(Source data)
============================================================
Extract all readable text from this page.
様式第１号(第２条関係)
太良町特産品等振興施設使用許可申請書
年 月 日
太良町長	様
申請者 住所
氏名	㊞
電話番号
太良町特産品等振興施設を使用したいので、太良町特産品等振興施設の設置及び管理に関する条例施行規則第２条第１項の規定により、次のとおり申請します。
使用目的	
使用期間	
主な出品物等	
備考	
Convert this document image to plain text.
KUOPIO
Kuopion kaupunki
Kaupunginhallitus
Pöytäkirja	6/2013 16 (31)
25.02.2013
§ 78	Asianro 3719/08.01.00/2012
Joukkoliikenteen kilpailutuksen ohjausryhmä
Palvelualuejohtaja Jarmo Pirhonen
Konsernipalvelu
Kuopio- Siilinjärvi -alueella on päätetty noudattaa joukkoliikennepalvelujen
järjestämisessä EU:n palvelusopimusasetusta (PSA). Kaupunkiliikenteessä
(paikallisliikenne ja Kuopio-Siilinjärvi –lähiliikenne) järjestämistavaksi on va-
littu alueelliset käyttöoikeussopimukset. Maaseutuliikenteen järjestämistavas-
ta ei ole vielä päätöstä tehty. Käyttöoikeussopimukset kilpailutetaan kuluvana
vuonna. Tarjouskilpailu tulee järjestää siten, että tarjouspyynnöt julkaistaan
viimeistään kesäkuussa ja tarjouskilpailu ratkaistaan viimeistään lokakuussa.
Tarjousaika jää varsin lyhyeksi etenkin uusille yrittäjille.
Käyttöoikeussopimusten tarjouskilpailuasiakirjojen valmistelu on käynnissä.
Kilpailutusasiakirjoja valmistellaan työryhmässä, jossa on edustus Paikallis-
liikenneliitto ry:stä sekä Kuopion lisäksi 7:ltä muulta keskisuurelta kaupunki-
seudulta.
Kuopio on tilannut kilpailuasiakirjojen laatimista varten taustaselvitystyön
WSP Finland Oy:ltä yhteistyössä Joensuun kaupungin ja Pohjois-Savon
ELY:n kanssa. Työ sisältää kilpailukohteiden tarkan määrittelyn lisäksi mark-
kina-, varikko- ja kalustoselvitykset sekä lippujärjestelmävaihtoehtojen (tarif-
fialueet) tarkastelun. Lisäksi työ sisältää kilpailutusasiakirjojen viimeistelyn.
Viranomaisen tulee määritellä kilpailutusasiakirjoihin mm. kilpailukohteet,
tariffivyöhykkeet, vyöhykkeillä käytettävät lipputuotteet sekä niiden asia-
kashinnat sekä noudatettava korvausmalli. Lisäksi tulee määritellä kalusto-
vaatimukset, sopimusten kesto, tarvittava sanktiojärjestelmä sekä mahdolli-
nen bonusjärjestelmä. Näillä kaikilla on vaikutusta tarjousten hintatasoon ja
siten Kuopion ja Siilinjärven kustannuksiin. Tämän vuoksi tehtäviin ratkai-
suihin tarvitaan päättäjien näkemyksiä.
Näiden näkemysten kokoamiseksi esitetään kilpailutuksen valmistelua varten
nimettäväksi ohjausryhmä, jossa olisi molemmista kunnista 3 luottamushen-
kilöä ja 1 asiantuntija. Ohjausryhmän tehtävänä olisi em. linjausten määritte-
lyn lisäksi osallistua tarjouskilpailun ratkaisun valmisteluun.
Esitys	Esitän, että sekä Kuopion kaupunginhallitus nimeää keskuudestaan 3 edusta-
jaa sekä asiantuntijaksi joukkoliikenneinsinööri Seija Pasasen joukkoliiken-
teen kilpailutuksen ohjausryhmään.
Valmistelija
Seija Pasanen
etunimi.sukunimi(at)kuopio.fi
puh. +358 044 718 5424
============================================================
GIVEN PROBLEM: Set out the complete listing exactly as shown.

RIGHT ANSWER:
Extract all readable text from this page.
様式第１号(第２条関係)
太良町特産品等振興施設使用許可申請書
年 月 日
太良町長	様
申請者 住所
氏名	㊞
電話番号
太良町特産品等振興施設を使用したいので、太良町特産品等振興施設の設置及び管理に関する条例施行規則第２条第１項の規定により、次のとおり申請します。
使用目的	
使用期間	
主な出品物等	
備考	
Convert this document image to plain text.
KUOPIO
Kuopion kaupunki
Kaupunginhallitus
Pöytäkirja	6/2013 16 (31)
25.02.2013
§ 78	Asianro 3719/08.01.00/2012
Joukkoliikenteen kilpailutuksen ohjausryhmä
Palvelualuejohtaja Jarmo Pirhonen
Konsernipalvelu
Kuopio- Siilinjärvi -alueella on päätetty noudattaa joukkoliikennepalvelujen
järjestämisessä EU:n palvelusopimusasetusta (PSA). Kaupunkiliikenteessä
(paikallisliikenne ja Kuopio-Siilinjärvi –lähiliikenne) järjestämistavaksi on va-
littu alueelliset käyttöoikeussopimukset. Maaseutuliikenteen järjestämistavas-
ta ei ole vielä päätöstä tehty. Käyttöoikeussopimukset kilpailutetaan kuluvana
vuonna. Tarjouskilpailu tulee järjestää siten, että tarjouspyynnöt julkaistaan
viimeistään kesäkuussa ja tarjouskilpailu ratkaistaan viimeistään lokakuussa.
Tarjousaika jää varsin lyhyeksi etenkin uusille yrittäjille.
Käyttöoikeussopimusten tarjouskilpailuasiakirjojen valmistelu on käynnissä.
Kilpailutusasiakirjoja valmistellaan työryhmässä, jossa on edustus Paikallis-
liikenneliitto ry:stä sekä Kuopion lisäksi 7:ltä muulta keskisuurelta kaupunki-
seudulta.
Kuopio on tilannut kilpailuasiakirjojen laatimista varten taustaselvitystyön
WSP Finland Oy:ltä yhteistyössä Joensuun kaupungin ja Pohjois-Savon
ELY:n kanssa. Työ sisältää kilpailukohteiden tarkan määrittelyn lisäksi mark-
kina-, varikko- ja kalustoselvitykset sekä lippujärjestelmävaihtoehtojen (tarif-
fialueet) tarkastelun. Lisäksi työ sisältää kilpailutusasiakirjojen viimeistelyn.
Viranomaisen tulee määritellä kilpailutusasiakirjoihin mm. kilpailukohteet,
tariffivyöhykkeet, vyöhykkeillä käytettävät lipputuotteet sekä niiden asia-
kashinnat sekä noudatettava korvausmalli. Lisäksi tulee määritellä kalusto-
vaatimukset, sopimusten kesto, tarvittava sanktiojärjestelmä sekä mahdolli-
nen bonusjärjestelmä. Näillä kaikilla on vaikutusta tarjousten hintatasoon ja
siten Kuopion ja Siilinjärven kustannuksiin. Tämän vuoksi tehtäviin ratkai-
suihin tarvitaan päättäjien näkemyksiä.
Näiden näkemysten kokoamiseksi esitetään kilpailutuksen valmistelua varten
nimettäväksi ohjausryhmä, jossa olisi molemmista kunnista 3 luottamushen-
kilöä ja 1 asiantuntija. Ohjausryhmän tehtävänä olisi em. linjausten määritte-
lyn lisäksi osallistua tarjouskilpailun ratkaisun valmisteluun.
Esitys	Esitän, että sekä Kuopion kaupunginhallitus nimeää keskuudestaan 3 edusta-
jaa sekä asiantuntijaksi joukkoliikenneinsinööri Seija Pasasen joukkoliiken-
teen kilpailutuksen ohjausryhmään.
Valmistelija
Seija Pasanen
etunimi.sukunimi(at)kuopio.fi
puh. +358 044 718 5424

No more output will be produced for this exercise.